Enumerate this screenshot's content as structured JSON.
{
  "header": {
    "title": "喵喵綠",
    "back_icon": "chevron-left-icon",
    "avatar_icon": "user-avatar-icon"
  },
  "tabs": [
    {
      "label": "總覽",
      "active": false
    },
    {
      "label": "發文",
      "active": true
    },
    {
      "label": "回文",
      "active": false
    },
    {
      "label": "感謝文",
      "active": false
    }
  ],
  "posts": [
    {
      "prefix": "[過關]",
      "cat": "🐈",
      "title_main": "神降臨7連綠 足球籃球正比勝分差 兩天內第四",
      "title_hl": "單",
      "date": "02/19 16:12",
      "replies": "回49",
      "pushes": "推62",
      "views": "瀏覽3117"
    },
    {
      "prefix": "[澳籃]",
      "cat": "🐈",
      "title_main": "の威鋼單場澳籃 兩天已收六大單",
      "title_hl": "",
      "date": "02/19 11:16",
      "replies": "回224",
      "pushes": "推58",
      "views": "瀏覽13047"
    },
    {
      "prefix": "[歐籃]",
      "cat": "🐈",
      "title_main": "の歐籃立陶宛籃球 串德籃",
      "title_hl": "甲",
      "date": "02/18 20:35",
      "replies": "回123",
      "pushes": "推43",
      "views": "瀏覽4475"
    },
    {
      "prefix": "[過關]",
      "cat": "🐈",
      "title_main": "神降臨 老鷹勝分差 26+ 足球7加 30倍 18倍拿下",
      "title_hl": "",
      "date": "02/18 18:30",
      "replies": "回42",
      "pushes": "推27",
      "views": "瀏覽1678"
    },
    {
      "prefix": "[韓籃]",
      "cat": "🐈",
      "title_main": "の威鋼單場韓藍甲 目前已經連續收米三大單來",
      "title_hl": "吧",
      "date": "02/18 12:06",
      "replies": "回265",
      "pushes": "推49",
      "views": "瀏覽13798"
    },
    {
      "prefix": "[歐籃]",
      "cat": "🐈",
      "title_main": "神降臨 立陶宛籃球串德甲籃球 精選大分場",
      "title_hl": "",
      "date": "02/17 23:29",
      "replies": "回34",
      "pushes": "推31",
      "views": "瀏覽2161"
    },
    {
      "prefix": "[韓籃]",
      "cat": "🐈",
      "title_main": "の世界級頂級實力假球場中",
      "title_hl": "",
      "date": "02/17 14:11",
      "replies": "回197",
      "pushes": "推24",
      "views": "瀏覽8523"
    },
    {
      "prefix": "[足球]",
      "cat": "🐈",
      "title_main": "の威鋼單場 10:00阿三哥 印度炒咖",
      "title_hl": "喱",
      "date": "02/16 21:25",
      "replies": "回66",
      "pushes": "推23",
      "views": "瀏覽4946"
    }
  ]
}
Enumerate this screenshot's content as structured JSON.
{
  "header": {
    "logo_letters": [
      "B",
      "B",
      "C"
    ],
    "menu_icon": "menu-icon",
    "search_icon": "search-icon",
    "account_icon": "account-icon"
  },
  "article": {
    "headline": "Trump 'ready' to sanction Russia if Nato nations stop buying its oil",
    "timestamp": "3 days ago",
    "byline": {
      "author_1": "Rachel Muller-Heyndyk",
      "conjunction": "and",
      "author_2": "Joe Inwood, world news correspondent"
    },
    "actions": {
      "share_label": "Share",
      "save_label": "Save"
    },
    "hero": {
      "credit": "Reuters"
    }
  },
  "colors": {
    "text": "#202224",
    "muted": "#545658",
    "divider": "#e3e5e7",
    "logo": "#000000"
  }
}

- [What to do]:
Filter the entries above down to the lines containing the word "replies".

- [The response]:
      "replies": "回49",
      "replies": "回224",
      "replies": "回123",
      "replies": "回42",
      "replies": "回265",
      "replies": "回34",
      "replies": "回197",
      "replies": "回66",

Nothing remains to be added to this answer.